* _Task objective_
Reproduce all entries word for word.

* _Given records_
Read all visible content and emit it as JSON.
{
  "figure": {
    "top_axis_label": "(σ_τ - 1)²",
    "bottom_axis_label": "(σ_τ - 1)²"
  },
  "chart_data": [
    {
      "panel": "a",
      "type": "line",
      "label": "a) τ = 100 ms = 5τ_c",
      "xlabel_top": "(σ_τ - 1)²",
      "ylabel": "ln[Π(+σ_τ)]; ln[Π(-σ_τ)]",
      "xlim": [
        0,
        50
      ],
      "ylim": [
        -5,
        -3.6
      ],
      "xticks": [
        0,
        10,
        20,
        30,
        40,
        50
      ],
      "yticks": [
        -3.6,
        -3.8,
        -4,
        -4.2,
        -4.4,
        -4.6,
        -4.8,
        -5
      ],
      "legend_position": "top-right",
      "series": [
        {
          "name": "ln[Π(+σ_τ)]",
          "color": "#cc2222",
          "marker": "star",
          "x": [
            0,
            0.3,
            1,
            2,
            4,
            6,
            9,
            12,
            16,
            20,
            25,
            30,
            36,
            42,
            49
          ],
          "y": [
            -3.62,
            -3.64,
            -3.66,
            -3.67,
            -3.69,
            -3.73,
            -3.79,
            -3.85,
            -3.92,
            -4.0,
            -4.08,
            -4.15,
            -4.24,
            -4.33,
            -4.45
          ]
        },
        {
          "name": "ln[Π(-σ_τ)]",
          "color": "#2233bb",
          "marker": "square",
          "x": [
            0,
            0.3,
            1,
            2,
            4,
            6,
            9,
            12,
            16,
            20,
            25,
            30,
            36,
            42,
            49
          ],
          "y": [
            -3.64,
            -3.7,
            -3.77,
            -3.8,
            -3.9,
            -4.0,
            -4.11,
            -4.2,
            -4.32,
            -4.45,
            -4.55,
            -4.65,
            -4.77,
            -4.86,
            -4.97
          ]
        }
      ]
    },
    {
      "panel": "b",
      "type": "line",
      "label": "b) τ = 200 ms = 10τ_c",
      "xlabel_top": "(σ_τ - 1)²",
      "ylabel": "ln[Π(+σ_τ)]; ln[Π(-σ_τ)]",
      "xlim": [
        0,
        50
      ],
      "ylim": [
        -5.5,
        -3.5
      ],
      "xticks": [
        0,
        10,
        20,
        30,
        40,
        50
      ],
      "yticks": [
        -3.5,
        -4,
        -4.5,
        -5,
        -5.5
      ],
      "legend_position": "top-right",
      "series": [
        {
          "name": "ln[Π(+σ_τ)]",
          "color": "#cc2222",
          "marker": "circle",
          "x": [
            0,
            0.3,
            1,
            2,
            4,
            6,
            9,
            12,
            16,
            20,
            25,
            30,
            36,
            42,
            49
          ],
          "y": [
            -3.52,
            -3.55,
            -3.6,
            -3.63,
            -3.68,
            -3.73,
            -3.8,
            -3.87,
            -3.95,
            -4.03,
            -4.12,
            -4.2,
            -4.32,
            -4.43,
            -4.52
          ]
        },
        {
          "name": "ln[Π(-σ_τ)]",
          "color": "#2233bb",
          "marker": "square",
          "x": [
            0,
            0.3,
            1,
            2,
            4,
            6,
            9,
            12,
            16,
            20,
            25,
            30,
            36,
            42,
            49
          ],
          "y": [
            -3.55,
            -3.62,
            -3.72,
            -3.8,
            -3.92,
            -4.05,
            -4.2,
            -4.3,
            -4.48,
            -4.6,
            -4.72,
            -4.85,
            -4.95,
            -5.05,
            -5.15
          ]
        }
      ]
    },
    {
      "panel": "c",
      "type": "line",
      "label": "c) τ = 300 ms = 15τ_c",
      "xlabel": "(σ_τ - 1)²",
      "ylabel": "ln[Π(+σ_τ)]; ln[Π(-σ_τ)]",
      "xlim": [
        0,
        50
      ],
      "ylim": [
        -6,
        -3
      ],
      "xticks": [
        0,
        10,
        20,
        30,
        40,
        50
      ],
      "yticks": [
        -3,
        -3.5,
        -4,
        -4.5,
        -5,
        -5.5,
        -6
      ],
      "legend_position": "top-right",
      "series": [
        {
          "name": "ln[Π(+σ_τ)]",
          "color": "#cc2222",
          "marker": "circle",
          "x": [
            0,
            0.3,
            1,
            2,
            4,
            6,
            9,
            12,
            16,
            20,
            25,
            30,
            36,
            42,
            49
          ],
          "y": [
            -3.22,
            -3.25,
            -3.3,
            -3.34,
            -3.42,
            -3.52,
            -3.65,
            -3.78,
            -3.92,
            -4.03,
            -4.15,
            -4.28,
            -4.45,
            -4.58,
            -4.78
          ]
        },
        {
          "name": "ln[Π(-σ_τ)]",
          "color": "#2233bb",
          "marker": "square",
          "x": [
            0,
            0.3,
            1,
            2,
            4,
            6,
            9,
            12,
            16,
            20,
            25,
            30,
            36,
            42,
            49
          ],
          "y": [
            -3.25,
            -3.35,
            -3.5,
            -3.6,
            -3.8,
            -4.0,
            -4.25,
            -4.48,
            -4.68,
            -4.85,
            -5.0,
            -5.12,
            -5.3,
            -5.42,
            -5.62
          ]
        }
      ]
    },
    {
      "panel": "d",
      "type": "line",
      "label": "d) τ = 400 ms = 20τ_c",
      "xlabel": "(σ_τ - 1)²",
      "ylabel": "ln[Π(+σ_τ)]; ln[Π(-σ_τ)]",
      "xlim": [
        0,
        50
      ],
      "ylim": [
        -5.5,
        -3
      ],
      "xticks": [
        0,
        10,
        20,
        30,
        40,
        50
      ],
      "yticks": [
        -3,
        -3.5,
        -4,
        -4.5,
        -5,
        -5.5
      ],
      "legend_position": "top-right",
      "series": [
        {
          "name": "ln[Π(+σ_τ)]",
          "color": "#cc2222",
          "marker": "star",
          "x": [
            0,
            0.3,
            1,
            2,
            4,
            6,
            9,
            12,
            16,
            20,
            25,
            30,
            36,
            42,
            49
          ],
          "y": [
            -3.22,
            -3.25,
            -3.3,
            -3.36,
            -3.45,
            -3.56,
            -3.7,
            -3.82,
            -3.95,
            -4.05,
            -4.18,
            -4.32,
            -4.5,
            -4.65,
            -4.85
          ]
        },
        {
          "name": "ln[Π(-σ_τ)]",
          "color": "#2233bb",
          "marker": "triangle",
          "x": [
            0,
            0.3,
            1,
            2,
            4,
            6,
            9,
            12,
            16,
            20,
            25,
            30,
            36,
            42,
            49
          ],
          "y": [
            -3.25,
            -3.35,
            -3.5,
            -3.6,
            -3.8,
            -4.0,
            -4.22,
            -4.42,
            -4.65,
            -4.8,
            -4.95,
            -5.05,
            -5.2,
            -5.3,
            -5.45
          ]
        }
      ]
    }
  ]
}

* _Reply_
Read all visible content and emit it as JSON.
{
  "figure": {
    "top_axis_label": "(σ_τ - 1)²",
    "bottom_axis_label": "(σ_τ - 1)²"
  },
  "chart_data": [
    {
      "panel": "a",
      "type": "line",
      "label": "a) τ = 100 ms = 5τ_c",
      "xlabel_top": "(σ_τ - 1)²",
      "ylabel": "ln[Π(+σ_τ)]; ln[Π(-σ_τ)]",
      "xlim": [
        0,
        50
      ],
      "ylim": [
        -5,
        -3.6
      ],
      "xticks": [
        0,
        10,
        20,
        30,
        40,
        50
      ],
      "yticks": [
        -3.6,
        -3.8,
        -4,
        -4.2,
        -4.4,
        -4.6,
        -4.8,
        -5
      ],
      "legend_position": "top-right",
      "series": [
        {
          "name": "ln[Π(+σ_τ)]",
          "color": "#cc2222",
          "marker": "star",
          "x": [
            0,
            0.3,
            1,
            2,
            4,
            6,
            9,
            12,
            16,
            20,
            25,
            30,
            36,
            42,
            49
          ],
          "y": [
            -3.62,
            -3.64,
            -3.66,
            -3.67,
            -3.69,
            -3.73,
            -3.79,
            -3.85,
            -3.92,
            -4.0,
            -4.08,
            -4.15,
            -4.24,
            -4.33,
            -4.45
          ]
        },
        {
          "name": "ln[Π(-σ_τ)]",
          "color": "#2233bb",
          "marker": "square",
          "x": [
            0,
            0.3,
            1,
            2,
            4,
            6,
            9,
            12,
            16,
            20,
            25,
            30,
            36,
            42,
            49
          ],
          "y": [
            -3.64,
            -3.7,
            -3.77,
            -3.8,
            -3.9,
            -4.0,
            -4.11,
            -4.2,
            -4.32,
            -4.45,
            -4.55,
            -4.65,
            -4.77,
            -4.86,
            -4.97
          ]
        }
      ]
    },
    {
      "panel": "b",
      "type": "line",
      "label": "b) τ = 200 ms = 10τ_c",
      "xlabel_top": "(σ_τ - 1)²",
      "ylabel": "ln[Π(+σ_τ)]; ln[Π(-σ_τ)]",
      "xlim": [
        0,
        50
      ],
      "ylim": [
        -5.5,
        -3.5
      ],
      "xticks": [
        0,
        10,
        20,
        30,
        40,
        50
      ],
      "yticks": [
        -3.5,
        -4,
        -4.5,
        -5,
        -5.5
      ],
      "legend_position": "top-right",
      "series": [
        {
          "name": "ln[Π(+σ_τ)]",
          "color": "#cc2222",
          "marker": "circle",
          "x": [
            0,
            0.3,
            1,
            2,
            4,
            6,
            9,
            12,
            16,
            20,
            25,
            30,
            36,
            42,
            49
          ],
          "y": [
            -3.52,
            -3.55,
            -3.6,
            -3.63,
            -3.68,
            -3.73,
            -3.8,
            -3.87,
            -3.95,
            -4.03,
            -4.12,
            -4.2,
            -4.32,
            -4.43,
            -4.52
          ]
        },
        {
          "name": "ln[Π(-σ_τ)]",
          "color": "#2233bb",
          "marker": "square",
          "x": [
            0,
            0.3,
            1,
            2,
            4,
            6,
            9,
            12,
            16,
            20,
            25,
            30,
            36,
            42,
            49
          ],
          "y": [
            -3.55,
            -3.62,
            -3.72,
            -3.8,
            -3.92,
            -4.05,
            -4.2,
            -4.3,
            -4.48,
            -4.6,
            -4.72,
            -4.85,
            -4.95,
            -5.05,
            -5.15
          ]
        }
      ]
    },
    {
      "panel": "c",
      "type": "line",
      "label": "c) τ = 300 ms = 15τ_c",
      "xlabel": "(σ_τ - 1)²",
      "ylabel": "ln[Π(+σ_τ)]; ln[Π(-σ_τ)]",
      "xlim": [
        0,
        50
      ],
      "ylim": [
        -6,
        -3
      ],
      "xticks": [
        0,
        10,
        20,
        30,
        40,
        50
      ],
      "yticks": [
        -3,
        -3.5,
        -4,
        -4.5,
        -5,
        -5.5,
        -6
      ],
      "legend_position": "top-right",
      "series": [
        {
          "name": "ln[Π(+σ_τ)]",
          "color": "#cc2222",
          "marker": "circle",
          "x": [
            0,
            0.3,
            1,
            2,
            4,
            6,
            9,
            12,
            16,
            20,
            25,
            30,
            36,
            42,
            49
          ],
          "y": [
            -3.22,
            -3.25,
            -3.3,
            -3.34,
            -3.42,
            -3.52,
            -3.65,
            -3.78,
            -3.92,
            -4.03,
            -4.15,
            -4.28,
            -4.45,
            -4.58,
            -4.78
          ]
        },
        {
          "name": "ln[Π(-σ_τ)]",
          "color": "#2233bb",
          "marker": "square",
          "x": [
            0,
            0.3,
            1,
            2,
            4,
            6,
            9,
            12,
            16,
            20,
            25,
            30,
            36,
            42,
            49
          ],
          "y": [
            -3.25,
            -3.35,
            -3.5,
            -3.6,
            -3.8,
            -4.0,
            -4.25,
            -4.48,
            -4.68,
            -4.85,
            -5.0,
            -5.12,
            -5.3,
            -5.42,
            -5.62
          ]
        }
      ]
    },
    {
      "panel": "d",
      "type": "line",
      "label": "d) τ = 400 ms = 20τ_c",
      "xlabel": "(σ_τ - 1)²",
      "ylabel": "ln[Π(+σ_τ)]; ln[Π(-σ_τ)]",
      "xlim": [
        0,
        50
      ],
      "ylim": [
        -5.5,
        -3
      ],
      "xticks": [
        0,
        10,
        20,
        30,
        40,
        50
      ],
      "yticks": [
        -3,
        -3.5,
        -4,
        -4.5,
        -5,
        -5.5
      ],
      "legend_position": "top-right",
      "series": [
        {
          "name": "ln[Π(+σ_τ)]",
          "color": "#cc2222",
          "marker": "star",
          "x": [
            0,
            0.3,
            1,
            2,
            4,
            6,
            9,
            12,
            16,
            20,
            25,
            30,
            36,
            42,
            49
          ],
          "y": [
            -3.22,
            -3.25,
            -3.3,
            -3.36,
            -3.45,
            -3.56,
            -3.7,
            -3.82,
            -3.95,
            -4.05,
            -4.18,
            -4.32,
            -4.5,
            -4.65,
            -4.85
          ]
        },
        {
          "name": "ln[Π(-σ_τ)]",
          "color": "#2233bb",
          "marker": "triangle",
          "x": [
            0,
            0.3,
            1,
            2,
            4,
            6,
            9,
            12,
            16,
            20,
            25,
            30,
            36,
            42,
            49
          ],
          "y": [
            -3.25,
            -3.35,
            -3.5,
            -3.6,
            -3.8,
            -4.0,
            -4.22,
            -4.42,
            -4.65,
            -4.8,
            -4.95,
            -5.05,
            -5.2,
            -5.3,
            -5.45
          ]
        }
      ]
    }
  ]
}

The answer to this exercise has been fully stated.